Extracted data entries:
== == ==
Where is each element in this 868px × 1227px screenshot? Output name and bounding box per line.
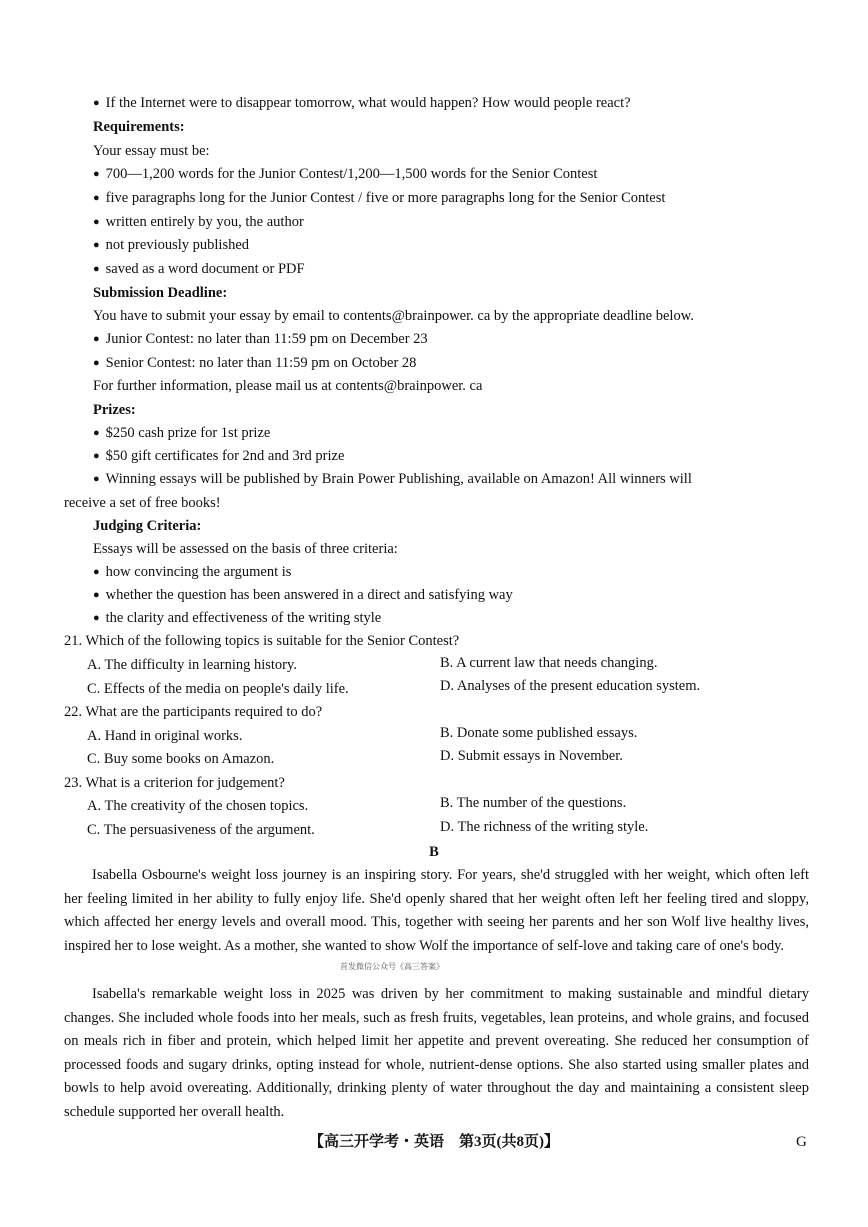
watermark-text: 首发微信公众号《高三答案》 [340,962,444,971]
question-22-option-b: B. Donate some published essays. [440,725,638,741]
passage-b-paragraph-2: Isabella's remarkable weight loss in 2025 was driven by her commitment to making sustainable and mindful dietary changes. She included whole foods into her meals, such as fresh fruits, vegetables, lean proteins, and whole grains, and focused on meals rich in fiber and protein, which helped limit her appetite and prevent overeating. She reduced her consumption of processed foods and sugary drinks, opting instead for whole, nutrient-dense options. She also started using smaller plates and bowls to help avoid overeating. Additionally, drinking plenty of water throughout the day and maintaining a consistent sleep schedule supported her overall health. [64,986,809,1120]
requirement-item: ● written entirely by you, the author [93,212,304,233]
prize-winning-line: ● Winning essays will be published by Brain Power Publishing, available on Amazon! All winners will [93,469,692,490]
intro-question-bullet: ● If the Internet were to disappear tomorrow, what would happen? How would people react? [93,93,631,114]
deadline-heading: Submission Deadline: [93,285,228,301]
passage-b-paragraph-1: Isabella Osbourne's weight loss journey is an inspiring story. For years, she'd struggled with her weight, which often left her feeling limited in her ability to fully enjoy life. She'd openly shared that her weight often left her feeling tired and sloppy, which affected her energy levels and overall mood. This, together with seeing her parents and her son Wolf live healthy lives, inspired her to lose weight. As a mother, she wanted to show Wolf the importance of self-love and taking care of one's body. [64,867,809,954]
question-22-option-a: A. Hand in original works. [87,728,243,744]
question-23-stem: 23. What is a criterion for judgement? [64,775,285,791]
requirement-item: ● 700—1,200 words for the Junior Contest/1,200—1,500 words for the Senior Contest [93,164,597,185]
question-22-option-c: C. Buy some books on Amazon. [87,751,275,767]
question-21-option-c: C. Effects of the media on people's daily life. [87,681,349,697]
prizes-heading: Prizes: [93,402,136,418]
question-22-option-d: D. Submit essays in November. [440,748,623,764]
prize-item: ● $50 gift certificates for 2nd and 3rd prize [93,446,344,467]
question-23-option-c: C. The persuasiveness of the argument. [87,822,315,838]
question-23-option-a: A. The creativity of the chosen topics. [87,798,309,814]
page-footer: 【高三开学考・英语 第3页(共8页)】 [309,1134,559,1150]
requirement-item: ● not previously published [93,235,249,256]
question-23-option-d: D. The richness of the writing style. [440,819,649,835]
judging-item: ● whether the question has been answered in a direct and satisfying way [93,585,513,606]
prize-winning-line-cont: receive a set of free books! [64,495,221,511]
question-21-option-d: D. Analyses of the present education system. [440,678,701,694]
question-22-stem: 22. What are the participants required to do? [64,704,323,720]
question-21-stem: 21. Which of the following topics is suitable for the Senior Contest? [64,633,460,649]
question-21-option-a: A. The difficulty in learning history. [87,657,297,673]
requirement-item: ● five paragraphs long for the Junior Contest / five or more paragraphs long for the Senior Contest [93,188,665,209]
question-23-option-b: B. The number of the questions. [440,795,627,811]
judging-heading: Judging Criteria: [93,518,202,534]
prize-item: ● $250 cash prize for 1st prize [93,423,270,444]
deadline-item: ● Junior Contest: no later than 11:59 pm on December 23 [93,329,428,350]
judging-item: ● how convincing the argument is [93,562,291,583]
section-b-label: B [429,844,439,860]
paper-code: G [796,1134,807,1150]
requirement-item: ● saved as a word document or PDF [93,259,305,280]
deadline-item: ● Senior Contest: no later than 11:59 pm on October 28 [93,353,416,374]
judging-lead: Essays will be assessed on the basis of three criteria: [93,541,398,557]
judging-item: ● the clarity and effectiveness of the writing style [93,608,381,629]
question-21-option-b: B. A current law that needs changing. [440,655,658,671]
requirements-lead: Your essay must be: [93,143,210,159]
requirements-heading: Requirements: [93,119,185,135]
deadline-lead: You have to submit your essay by email to contents@brainpower. ca by the appropriate deadline below. [93,308,694,324]
deadline-note: For further information, please mail us at contents@brainpower. ca [93,378,483,394]
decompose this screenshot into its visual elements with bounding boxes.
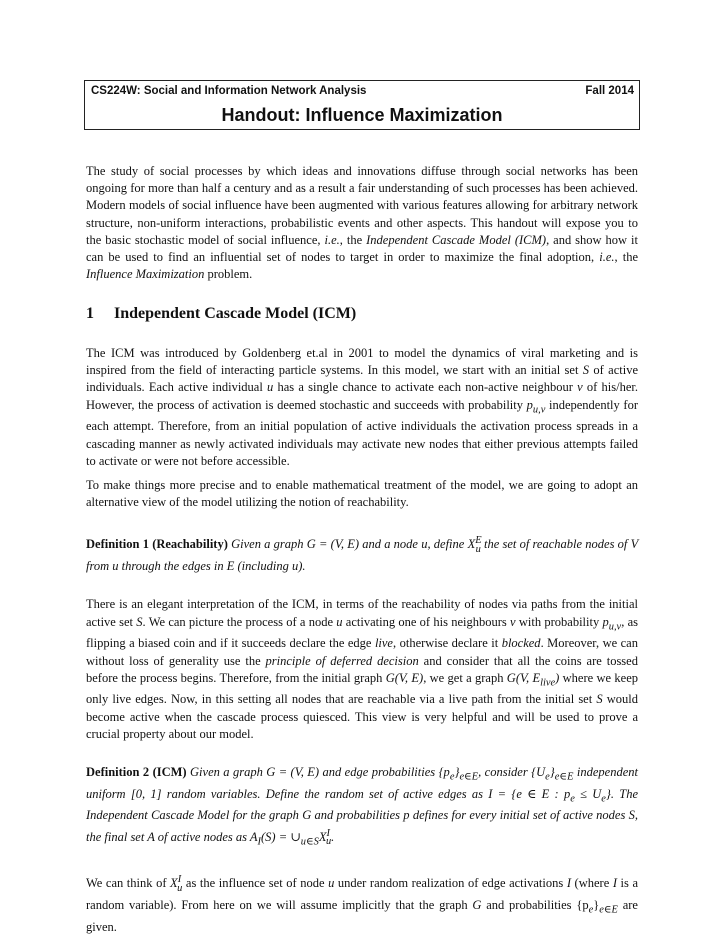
section-heading xyxy=(86,305,356,323)
course-name: CS224W: Social and Information Network Analysis xyxy=(91,85,367,97)
paragraph-reachability-intro: To make things more precise and to enable mathematical treatment of the model, we are going to adopt an alternative view of the model utilizing the notion of reachability. xyxy=(86,477,638,510)
section-title-text: Independent Cascade Model (ICM) xyxy=(114,305,357,322)
section-body xyxy=(86,345,638,936)
section-number: 1 xyxy=(86,305,94,322)
handout-title: Handout: Influence Maximization xyxy=(221,105,503,125)
paragraph-live-edges: There is an elegant interpretation of the ICM, in terms of the reachability of nodes via paths from the initial active set S. We can picture the process of a node u activating one of his neighbours v with probability $p_{u,v}$, as flipping a biased coin and if it succeeds declare the edge live, otherwise declare it blocked. Moreover, we can without loss of generality use the principle of deferred decision and consider that all the coins are tossed before the process begins. Therefore, from the initial graph G(V, E), we get a graph G(V, $E_{live}$) where we keep only live edges. Now, in this setting all nodes that are reachable via a live path from the initial set S would become active when the cascade process quiesced. This view is very helpful and will be used to prove a crucial property about our model. xyxy=(86,597,639,741)
intro-paragraph: The study of social processes by which ideas and innovations diffuse through social networks has been ongoing for more than half a century and as a result a fair understanding of such processes has been achieved. Modern models of social influence have been augmented with various features allowing for arbitrary network structure, non-uniform interactions, probabilistic events and other aspects. This handout will expose you to the basic stochastic model of social influence, i.e., the Independent Cascade Model (ICM), and show how it can be used to find an influential set of nodes to target in order to maximize the final adoption, i.e., the Influence Maximization problem. xyxy=(86,164,638,282)
paragraph-icm-intro: The ICM was introduced by Goldenberg et.al in 2001 to model the dynamics of viral marketing and is inspired from the field of interacting particle systems. In this model, we start with an initial set S of active individuals. Each active individual u has a single chance to activate each non-active neighbour v of his/her. However, the process of activation is deemed stochastic and succeeds with probability $p_{u,v}$ independently for each attempt. Therefore, from an initial population of active individuals the activation process spreads in a cascading manner as newly activated individuals may activate new nodes that either previous attempts failed to activate or were not before accessible. xyxy=(86,346,638,468)
definition-2: Definition 2 (ICM) Given a graph G = (V, E) and edge probabilities $\{p_e\}_{e\in E}$, consider $\{U_e\}_{e\in E}$ independent uniform [0, 1] random variables. Define the random set of active edges as I = {e ∈ E : $p_e \le U_e$}. The Independent Cascade Model for the graph G and probabilities p defines for every initial set of active nodes S, the final set A of active nodes as $A_I(S)$ = $\cup_{u\in S}X^I_u$. xyxy=(86,765,639,848)
definition-1: Definition 1 (Reachability) Given a graph G = (V, E) and a node u, define $X^E_u$ the set of reachable nodes of V from u through the edges in E (including u). xyxy=(86,535,639,574)
handout-header xyxy=(84,80,640,130)
term-label: Fall 2014 xyxy=(585,85,634,97)
paragraph-influence-set: We can think of $X^I_u$ as the influence set of node u under random realization of edge activations I (where I is a random variable). From here on we will assume implicitly that the graph G and probabilities $\{p_e\}_{e\in E}$ are given. xyxy=(86,874,638,935)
== == ==
Each line with the word "heading" in the records above belongs in the result; copy all of them.

deadline-heading: Submission Deadline: [93,285,228,301]
prizes-heading: Prizes: [93,402,136,418]
judging-heading: Judging Criteria: [93,518,202,534]
requirements-heading: Requirements: [93,119,185,135]
section-heading xyxy=(86,305,356,323)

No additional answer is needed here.